Records to process:
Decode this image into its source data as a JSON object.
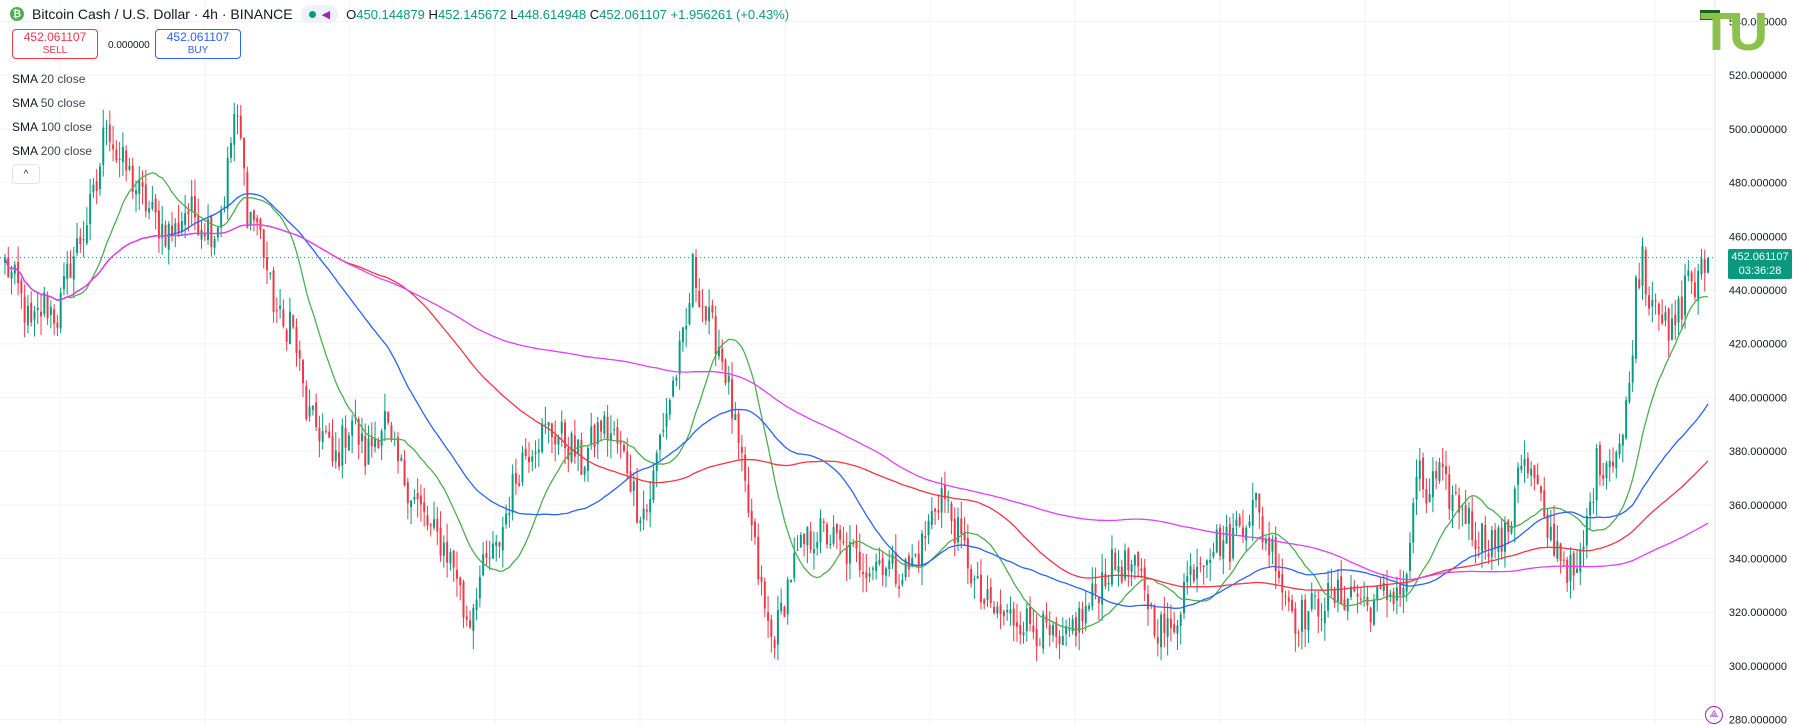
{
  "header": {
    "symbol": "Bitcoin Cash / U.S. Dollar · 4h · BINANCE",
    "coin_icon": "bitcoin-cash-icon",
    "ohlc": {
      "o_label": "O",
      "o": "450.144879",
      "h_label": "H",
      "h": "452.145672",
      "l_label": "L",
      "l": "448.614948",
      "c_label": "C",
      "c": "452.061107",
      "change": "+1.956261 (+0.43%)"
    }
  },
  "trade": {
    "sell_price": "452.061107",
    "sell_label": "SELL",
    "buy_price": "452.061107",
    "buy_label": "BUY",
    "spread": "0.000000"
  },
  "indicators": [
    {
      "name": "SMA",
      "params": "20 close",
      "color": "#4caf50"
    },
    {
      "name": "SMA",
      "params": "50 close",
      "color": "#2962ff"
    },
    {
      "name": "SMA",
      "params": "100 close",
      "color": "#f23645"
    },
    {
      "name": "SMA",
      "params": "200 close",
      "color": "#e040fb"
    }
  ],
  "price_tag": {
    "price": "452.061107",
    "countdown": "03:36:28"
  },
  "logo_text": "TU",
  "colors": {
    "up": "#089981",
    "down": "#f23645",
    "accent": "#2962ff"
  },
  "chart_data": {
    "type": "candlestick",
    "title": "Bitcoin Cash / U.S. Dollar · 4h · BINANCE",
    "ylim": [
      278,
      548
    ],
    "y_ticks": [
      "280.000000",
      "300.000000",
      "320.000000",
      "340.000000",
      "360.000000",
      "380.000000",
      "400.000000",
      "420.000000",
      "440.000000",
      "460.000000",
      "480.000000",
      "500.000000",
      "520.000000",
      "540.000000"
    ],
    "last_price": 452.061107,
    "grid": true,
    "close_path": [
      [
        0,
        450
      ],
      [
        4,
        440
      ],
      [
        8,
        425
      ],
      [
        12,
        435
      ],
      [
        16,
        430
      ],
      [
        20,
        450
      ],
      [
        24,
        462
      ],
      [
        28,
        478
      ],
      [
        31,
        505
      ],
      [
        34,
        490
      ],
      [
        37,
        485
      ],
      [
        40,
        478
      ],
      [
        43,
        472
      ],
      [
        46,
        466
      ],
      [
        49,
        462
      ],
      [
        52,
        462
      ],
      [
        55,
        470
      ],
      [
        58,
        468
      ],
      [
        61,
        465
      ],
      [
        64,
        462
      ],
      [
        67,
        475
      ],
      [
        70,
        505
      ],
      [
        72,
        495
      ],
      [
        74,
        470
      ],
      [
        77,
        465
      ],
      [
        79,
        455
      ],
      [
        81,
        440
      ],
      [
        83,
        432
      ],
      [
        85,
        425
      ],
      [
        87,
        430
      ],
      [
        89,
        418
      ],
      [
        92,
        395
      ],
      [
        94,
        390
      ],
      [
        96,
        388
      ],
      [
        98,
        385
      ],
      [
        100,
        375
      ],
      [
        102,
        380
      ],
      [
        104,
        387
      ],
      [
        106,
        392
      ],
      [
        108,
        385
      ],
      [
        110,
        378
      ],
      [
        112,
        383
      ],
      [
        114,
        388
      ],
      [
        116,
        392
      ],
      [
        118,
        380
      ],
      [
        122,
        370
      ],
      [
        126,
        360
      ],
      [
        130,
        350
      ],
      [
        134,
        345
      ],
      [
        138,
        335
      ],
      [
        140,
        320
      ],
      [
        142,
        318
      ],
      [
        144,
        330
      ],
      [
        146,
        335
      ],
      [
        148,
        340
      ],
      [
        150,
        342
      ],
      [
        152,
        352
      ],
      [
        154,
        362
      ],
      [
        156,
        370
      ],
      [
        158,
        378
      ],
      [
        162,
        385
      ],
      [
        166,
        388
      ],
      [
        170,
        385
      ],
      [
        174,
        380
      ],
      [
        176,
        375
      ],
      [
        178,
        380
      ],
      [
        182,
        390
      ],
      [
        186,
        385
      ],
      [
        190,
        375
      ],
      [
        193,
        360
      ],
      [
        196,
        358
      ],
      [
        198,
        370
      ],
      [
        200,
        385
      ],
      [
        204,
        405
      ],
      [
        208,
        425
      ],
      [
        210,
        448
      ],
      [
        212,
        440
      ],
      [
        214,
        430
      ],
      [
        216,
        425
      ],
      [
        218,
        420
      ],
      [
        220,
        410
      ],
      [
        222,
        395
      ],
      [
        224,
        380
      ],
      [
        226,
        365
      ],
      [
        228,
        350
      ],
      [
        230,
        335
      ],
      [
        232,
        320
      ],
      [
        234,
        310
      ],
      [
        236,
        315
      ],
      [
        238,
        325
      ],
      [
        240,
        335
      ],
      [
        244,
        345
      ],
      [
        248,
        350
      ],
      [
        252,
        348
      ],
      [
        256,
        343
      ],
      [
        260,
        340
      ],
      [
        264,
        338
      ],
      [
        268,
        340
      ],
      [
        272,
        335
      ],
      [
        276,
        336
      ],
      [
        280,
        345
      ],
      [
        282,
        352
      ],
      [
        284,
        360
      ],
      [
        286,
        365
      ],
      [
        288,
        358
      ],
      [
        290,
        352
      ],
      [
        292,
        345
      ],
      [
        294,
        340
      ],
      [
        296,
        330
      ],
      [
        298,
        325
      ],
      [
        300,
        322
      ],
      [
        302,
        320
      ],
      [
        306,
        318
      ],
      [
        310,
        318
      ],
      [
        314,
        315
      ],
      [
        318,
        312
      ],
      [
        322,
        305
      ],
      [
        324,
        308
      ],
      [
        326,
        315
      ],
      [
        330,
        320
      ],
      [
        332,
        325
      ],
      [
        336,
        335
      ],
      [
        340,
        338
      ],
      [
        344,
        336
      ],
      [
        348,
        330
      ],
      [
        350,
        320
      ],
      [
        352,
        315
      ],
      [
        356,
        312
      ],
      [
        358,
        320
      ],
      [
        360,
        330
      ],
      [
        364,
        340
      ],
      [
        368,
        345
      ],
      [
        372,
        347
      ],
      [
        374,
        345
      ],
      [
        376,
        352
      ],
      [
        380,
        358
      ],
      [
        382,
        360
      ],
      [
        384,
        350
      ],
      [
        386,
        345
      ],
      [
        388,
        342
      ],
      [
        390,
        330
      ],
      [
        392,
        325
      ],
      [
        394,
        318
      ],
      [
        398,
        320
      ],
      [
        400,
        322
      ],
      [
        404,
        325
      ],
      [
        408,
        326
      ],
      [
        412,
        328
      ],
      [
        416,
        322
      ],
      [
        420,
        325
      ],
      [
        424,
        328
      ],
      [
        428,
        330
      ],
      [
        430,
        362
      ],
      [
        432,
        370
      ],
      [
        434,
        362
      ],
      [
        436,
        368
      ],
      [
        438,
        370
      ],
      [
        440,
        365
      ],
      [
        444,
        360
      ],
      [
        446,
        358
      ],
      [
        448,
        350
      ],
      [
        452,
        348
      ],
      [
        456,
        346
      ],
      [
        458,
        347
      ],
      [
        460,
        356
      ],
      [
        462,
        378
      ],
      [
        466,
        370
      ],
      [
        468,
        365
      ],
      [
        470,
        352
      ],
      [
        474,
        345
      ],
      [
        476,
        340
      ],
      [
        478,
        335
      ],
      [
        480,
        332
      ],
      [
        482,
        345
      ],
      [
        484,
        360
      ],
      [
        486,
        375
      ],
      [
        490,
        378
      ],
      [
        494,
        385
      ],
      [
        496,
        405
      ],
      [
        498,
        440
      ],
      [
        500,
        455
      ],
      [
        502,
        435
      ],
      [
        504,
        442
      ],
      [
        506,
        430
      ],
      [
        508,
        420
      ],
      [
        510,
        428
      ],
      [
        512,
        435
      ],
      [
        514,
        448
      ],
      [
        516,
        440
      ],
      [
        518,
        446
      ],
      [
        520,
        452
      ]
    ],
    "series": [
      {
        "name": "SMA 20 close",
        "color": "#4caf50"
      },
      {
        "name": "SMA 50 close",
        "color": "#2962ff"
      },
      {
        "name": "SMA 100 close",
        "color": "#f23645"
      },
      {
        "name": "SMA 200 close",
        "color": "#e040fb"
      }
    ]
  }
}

Challenge:
Take every line from the data that contains the word "params".

Task response:
      "params": "20 close",
      "params": "50 close",
      "params": "100 close",
      "params": "200 close",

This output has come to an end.